**Written exercise:** The records below hold pictures; please leave those out and retype the rest exactly.
»»
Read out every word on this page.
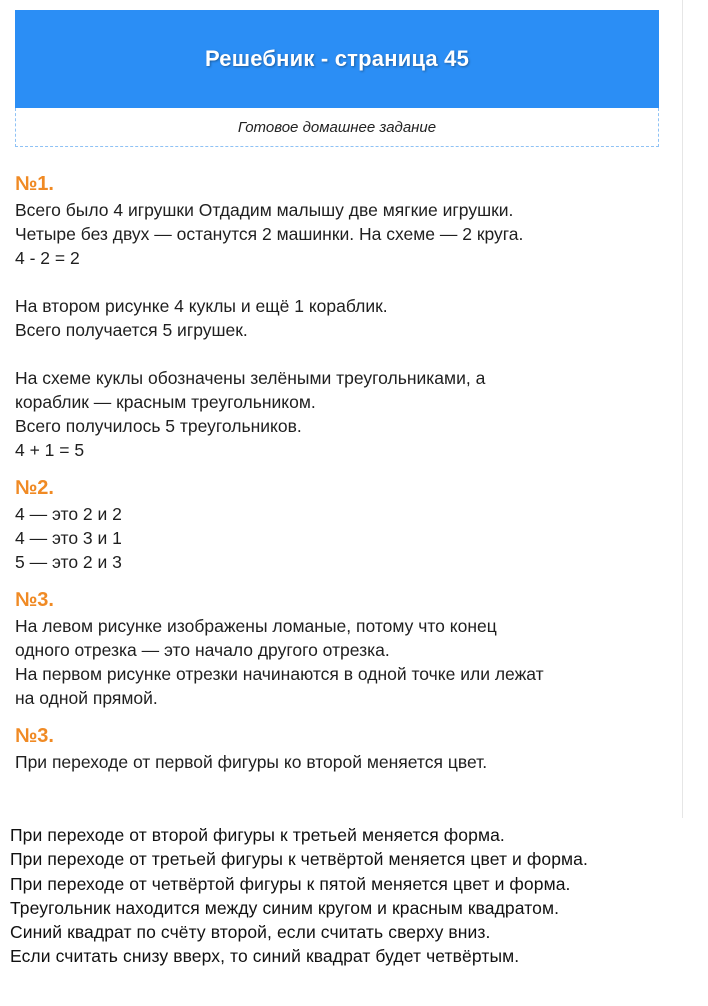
Решебник - страница 45
Готовое домашнее задание
№1.
Всего было 4 игрушки Отдадим малышу две мягкие игрушки.
Четыре без двух — останутся 2 машинки. На схеме — 2 круга.
4 - 2 = 2
На втором рисунке 4 куклы и ещё 1 кораблик.
Всего получается 5 игрушек.
На схеме куклы обозначены зелёными треугольниками, а
кораблик — красным треугольником.
Всего получилось 5 треугольников.
4 + 1 = 5
№2.
4 — это 2 и 2
4 — это 3 и 1
5 — это 2 и 3
№3.
На левом рисунке изображены ломаные, потому что конец
одного отрезка — это начало другого отрезка.
На первом рисунке отрезки начинаются в одной точке или лежат
на одной прямой.
№3.
При переходе от первой фигуры ко второй меняется цвет.
При переходе от второй фигуры к третьей меняется форма.
При переходе от третьей фигуры к четвёртой меняется цвет и форма.
При переходе от четвёртой фигуры к пятой меняется цвет и форма.
Треугольник находится между синим кругом и красным квадратом.
Синий квадрат по счёту второй, если считать сверху вниз.
Если считать снизу вверх, то синий квадрат будет четвёртым.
««
**Solution:**
Read out every word on this page.
Решебник - страница 45
Готовое домашнее задание
№1.
Всего было 4 игрушки Отдадим малышу две мягкие игрушки.
Четыре без двух — останутся 2 машинки. На схеме — 2 круга.
4 - 2 = 2
На втором рисунке 4 куклы и ещё 1 кораблик.
Всего получается 5 игрушек.
На схеме куклы обозначены зелёными треугольниками, а
кораблик — красным треугольником.
Всего получилось 5 треугольников.
4 + 1 = 5
№2.
4 — это 2 и 2
4 — это 3 и 1
5 — это 2 и 3
№3.
На левом рисунке изображены ломаные, потому что конец
одного отрезка — это начало другого отрезка.
На первом рисунке отрезки начинаются в одной точке или лежат
на одной прямой.
№3.
При переходе от первой фигуры ко второй меняется цвет.
При переходе от второй фигуры к третьей меняется форма.
При переходе от третьей фигуры к четвёртой меняется цвет и форма.
При переходе от четвёртой фигуры к пятой меняется цвет и форма.
Треугольник находится между синим кругом и красным квадратом.
Синий квадрат по счёту второй, если считать сверху вниз.
Если считать снизу вверх, то синий квадрат будет четвёртым.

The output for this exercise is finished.